Instructions to follow:
Copy out every line exactly as given.

═════ Material for this exercise ═════

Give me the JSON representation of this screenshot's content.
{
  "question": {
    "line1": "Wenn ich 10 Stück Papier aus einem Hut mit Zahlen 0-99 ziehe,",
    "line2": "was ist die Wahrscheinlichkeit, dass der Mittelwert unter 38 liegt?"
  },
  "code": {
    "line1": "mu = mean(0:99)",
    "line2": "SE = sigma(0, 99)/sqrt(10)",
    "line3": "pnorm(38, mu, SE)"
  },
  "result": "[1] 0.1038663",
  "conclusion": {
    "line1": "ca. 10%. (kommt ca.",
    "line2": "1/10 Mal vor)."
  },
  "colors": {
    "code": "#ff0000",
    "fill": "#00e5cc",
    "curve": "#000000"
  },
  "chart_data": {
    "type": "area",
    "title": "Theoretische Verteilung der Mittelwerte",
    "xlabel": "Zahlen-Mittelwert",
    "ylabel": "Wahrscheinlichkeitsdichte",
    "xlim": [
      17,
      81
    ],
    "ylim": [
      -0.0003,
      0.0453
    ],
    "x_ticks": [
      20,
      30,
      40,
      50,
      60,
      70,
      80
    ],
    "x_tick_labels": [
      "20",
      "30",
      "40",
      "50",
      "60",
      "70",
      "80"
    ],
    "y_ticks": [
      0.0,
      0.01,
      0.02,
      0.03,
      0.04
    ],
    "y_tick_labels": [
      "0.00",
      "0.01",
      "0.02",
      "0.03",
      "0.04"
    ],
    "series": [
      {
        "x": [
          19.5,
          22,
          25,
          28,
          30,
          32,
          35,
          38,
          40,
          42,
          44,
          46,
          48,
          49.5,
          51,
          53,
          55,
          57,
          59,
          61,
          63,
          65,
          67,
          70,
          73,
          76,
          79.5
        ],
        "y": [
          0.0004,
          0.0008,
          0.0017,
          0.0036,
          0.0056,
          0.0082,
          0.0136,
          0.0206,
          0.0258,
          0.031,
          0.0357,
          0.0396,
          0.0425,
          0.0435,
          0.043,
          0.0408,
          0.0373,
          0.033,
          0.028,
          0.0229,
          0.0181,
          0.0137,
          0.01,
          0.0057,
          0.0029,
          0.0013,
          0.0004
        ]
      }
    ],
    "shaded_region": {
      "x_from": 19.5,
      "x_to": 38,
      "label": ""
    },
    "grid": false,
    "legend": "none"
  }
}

═════

Answer to this problem:
Give me the JSON representation of this screenshot's content.
{
  "question": {
    "line1": "Wenn ich 10 Stück Papier aus einem Hut mit Zahlen 0-99 ziehe,",
    "line2": "was ist die Wahrscheinlichkeit, dass der Mittelwert unter 38 liegt?"
  },
  "code": {
    "line1": "mu = mean(0:99)",
    "line2": "SE = sigma(0, 99)/sqrt(10)",
    "line3": "pnorm(38, mu, SE)"
  },
  "result": "[1] 0.1038663",
  "conclusion": {
    "line1": "ca. 10%. (kommt ca.",
    "line2": "1/10 Mal vor)."
  },
  "colors": {
    "code": "#ff0000",
    "fill": "#00e5cc",
    "curve": "#000000"
  },
  "chart_data": {
    "type": "area",
    "title": "Theoretische Verteilung der Mittelwerte",
    "xlabel": "Zahlen-Mittelwert",
    "ylabel": "Wahrscheinlichkeitsdichte",
    "xlim": [
      17,
      81
    ],
    "ylim": [
      -0.0003,
      0.0453
    ],
    "x_ticks": [
      20,
      30,
      40,
      50,
      60,
      70,
      80
    ],
    "x_tick_labels": [
      "20",
      "30",
      "40",
      "50",
      "60",
      "70",
      "80"
    ],
    "y_ticks": [
      0.0,
      0.01,
      0.02,
      0.03,
      0.04
    ],
    "y_tick_labels": [
      "0.00",
      "0.01",
      "0.02",
      "0.03",
      "0.04"
    ],
    "series": [
      {
        "x": [
          19.5,
          22,
          25,
          28,
          30,
          32,
          35,
          38,
          40,
          42,
          44,
          46,
          48,
          49.5,
          51,
          53,
          55,
          57,
          59,
          61,
          63,
          65,
          67,
          70,
          73,
          76,
          79.5
        ],
        "y": [
          0.0004,
          0.0008,
          0.0017,
          0.0036,
          0.0056,
          0.0082,
          0.0136,
          0.0206,
          0.0258,
          0.031,
          0.0357,
          0.0396,
          0.0425,
          0.0435,
          0.043,
          0.0408,
          0.0373,
          0.033,
          0.028,
          0.0229,
          0.0181,
          0.0137,
          0.01,
          0.0057,
          0.0029,
          0.0013,
          0.0004
        ]
      }
    ],
    "shaded_region": {
      "x_from": 19.5,
      "x_to": 38,
      "label": ""
    },
    "grid": false,
    "legend": "none"
  }
}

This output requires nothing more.